• Exercise data
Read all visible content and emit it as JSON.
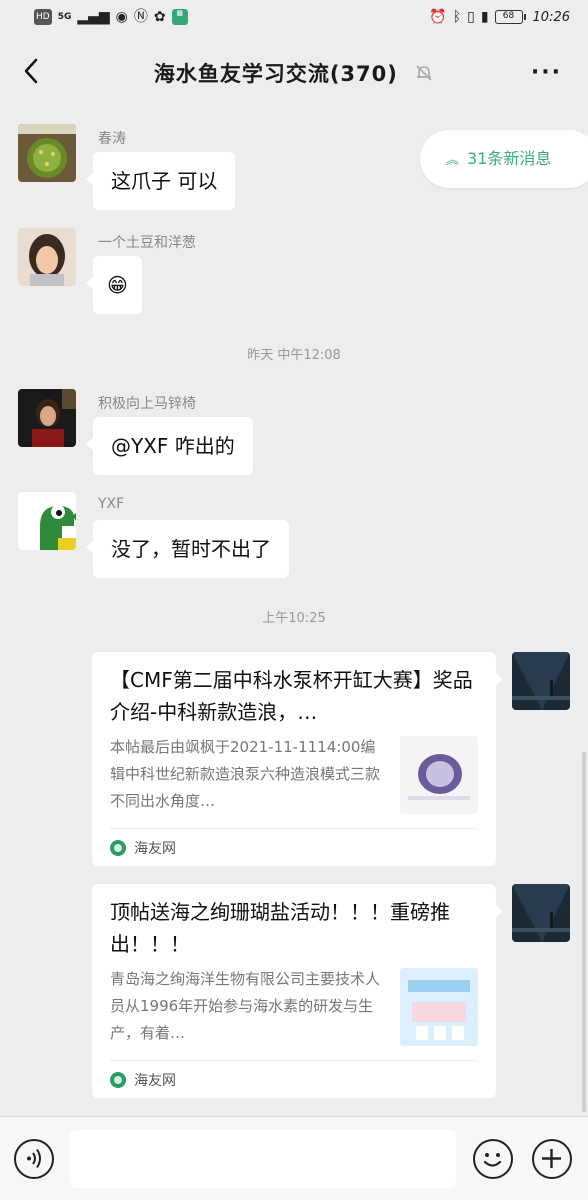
{
  "status_bar": {
    "left_chips": [
      "HD",
      "5G"
    ],
    "time": "10:26",
    "battery": "68"
  },
  "header": {
    "title": "海水鱼友学习交流(370)",
    "back_icon": "chevron-left-icon",
    "mute_icon": "bell-off-icon",
    "more_label": "···"
  },
  "new_messages": {
    "label": "31条新消息",
    "icon": "double-chevron-up-icon"
  },
  "messages": [
    {
      "sender": "春涛",
      "text": "这爪子 可以"
    },
    {
      "sender": "一个土豆和洋葱",
      "text": "😁"
    },
    {
      "sender": "积极向上马锌椅",
      "text": "@YXF 咋出的"
    },
    {
      "sender": "YXF",
      "text": "没了，暂时不出了"
    }
  ],
  "timestamps": [
    "昨天 中午12:08",
    "上午10:25"
  ],
  "cards": [
    {
      "title": "【CMF第二届中科水泵杯开缸大赛】奖品介绍-中科新款造浪，…",
      "desc": "本帖最后由飒枫于2021-11-1114:00编辑中科世纪新款造浪泵六种造浪模式三款不同出水角度…",
      "source": "海友网"
    },
    {
      "title": "顶帖送海之绚珊瑚盐活动！！！重磅推出！！！",
      "desc": "青岛海之绚海洋生物有限公司主要技术人员从1996年开始参与海水素的研发与生产，有着…",
      "source": "海友网"
    }
  ],
  "colors": {
    "accent": "#3bae78",
    "background": "#ededed"
  }
}
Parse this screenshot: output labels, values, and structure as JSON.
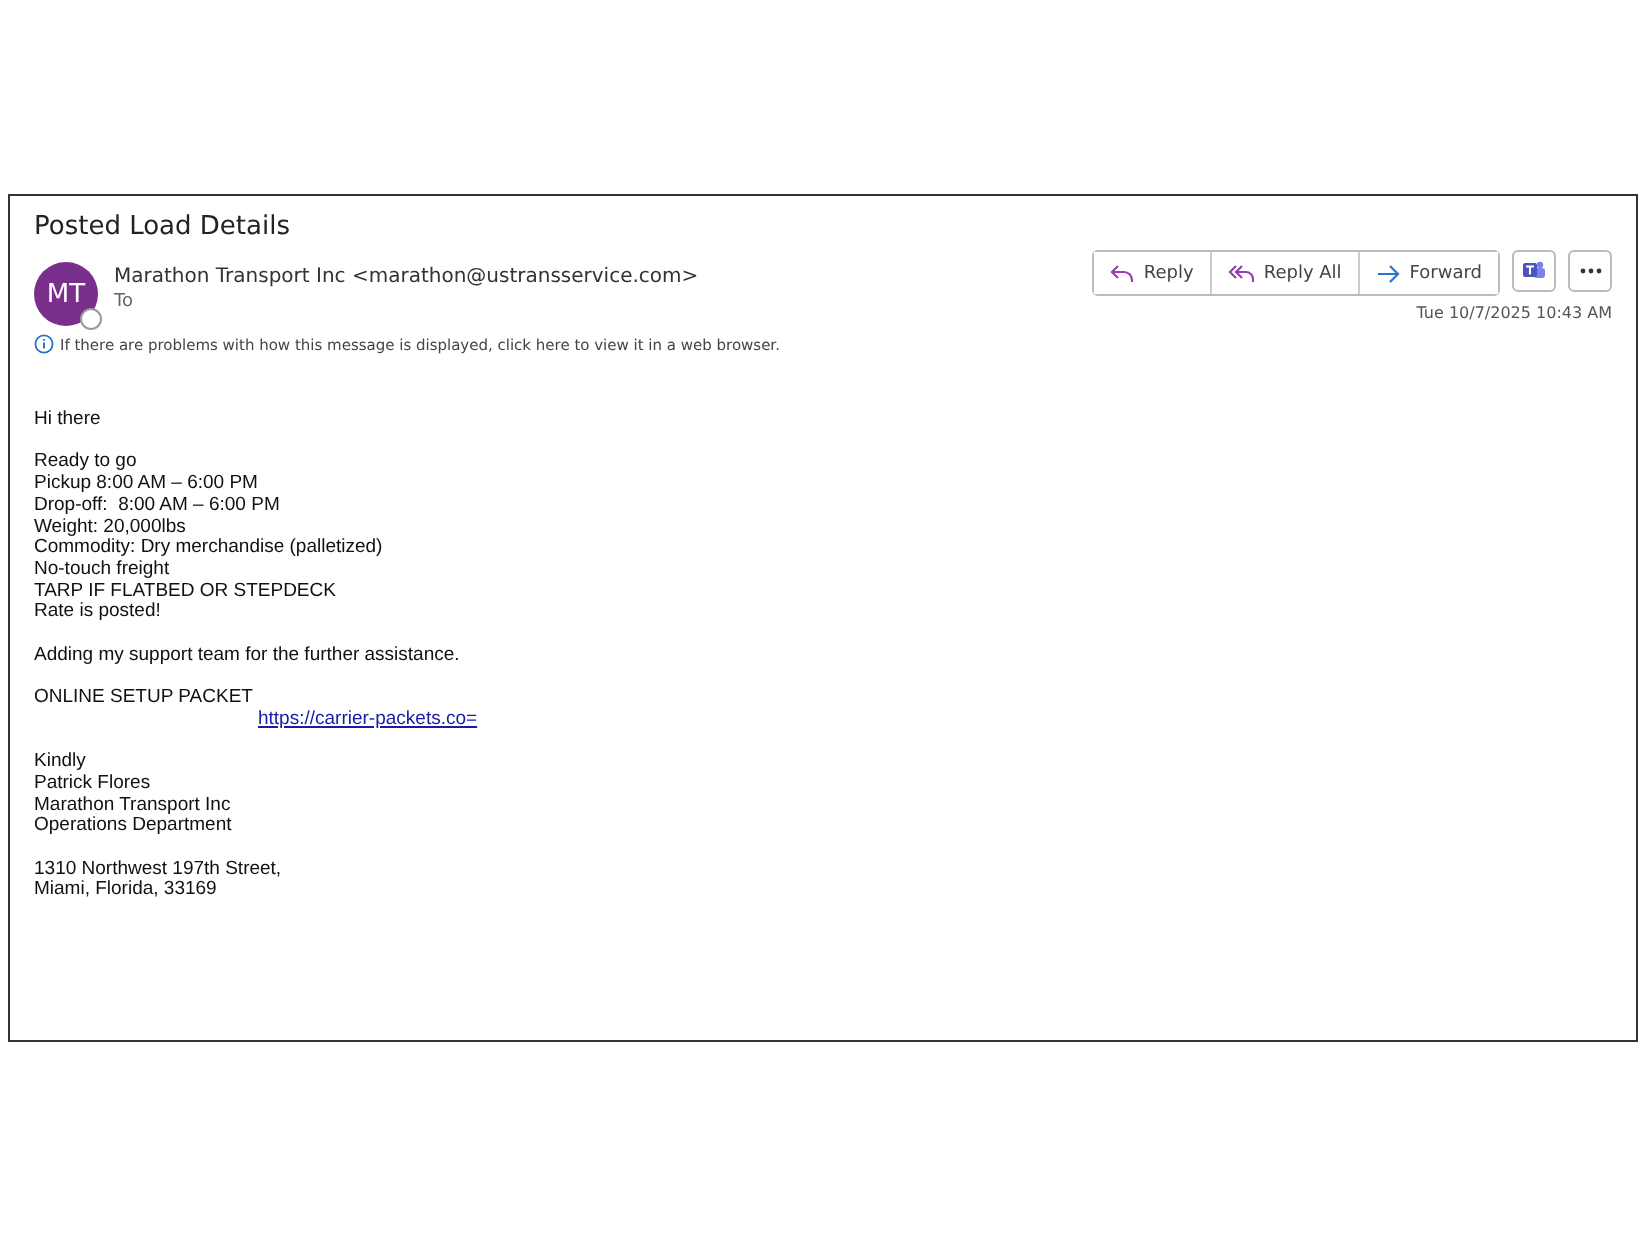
{
  "message": {
    "subject": "Posted Load Details",
    "sender": {
      "initials": "MT",
      "name": "Marathon Transport Inc <marathon@ustransservice.com>",
      "to_label": "To"
    },
    "info_bar": "If there are problems with how this message is displayed, click here to view it in a web browser.",
    "actions": [
      {
        "label": "Reply",
        "kind": "reply"
      },
      {
        "label": "Reply All",
        "kind": "reply_all"
      },
      {
        "label": "Forward",
        "kind": "forward"
      }
    ],
    "date": "Tue 10/7/2025 10:43 AM",
    "body": [
      [
        {
          "kind": "text",
          "text": "Hi there"
        }
      ],
      [
        {
          "kind": "text",
          "text": "Ready to go"
        },
        {
          "kind": "text",
          "text": "Pickup 8:00 AM – 6:00 PM"
        },
        {
          "kind": "text",
          "text": "Drop-off:  8:00 AM – 6:00 PM"
        },
        {
          "kind": "text",
          "text": "Weight: 20,000lbs"
        },
        {
          "kind": "text",
          "text": "Commodity: Dry merchandise (palletized)"
        },
        {
          "kind": "text",
          "text": "No-touch freight"
        },
        {
          "kind": "text",
          "text": "TARP IF FLATBED OR STEPDECK"
        },
        {
          "kind": "text",
          "text": "Rate is posted!"
        }
      ],
      [
        {
          "kind": "text",
          "text": "Adding my support team for the further assistance."
        }
      ],
      [
        {
          "kind": "text",
          "text": "ONLINE SETUP PACKET"
        },
        {
          "kind": "link",
          "text": "https://carrier-packets.co="
        }
      ],
      [
        {
          "kind": "text",
          "text": "Kindly"
        },
        {
          "kind": "text",
          "text": "Patrick Flores"
        },
        {
          "kind": "text",
          "text": "Marathon Transport Inc"
        },
        {
          "kind": "text",
          "text": "Operations Department"
        }
      ],
      [
        {
          "kind": "text",
          "text": "1310 Northwest 197th Street,"
        },
        {
          "kind": "text",
          "text": "Miami, Florida, 33169"
        }
      ]
    ]
  }
}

• Exercise
Identify and copy all lines with the word "JSON".

• The result
Read all visible content and emit it as JSON.
Parse this screenshot: output labels, values, and structure as JSON.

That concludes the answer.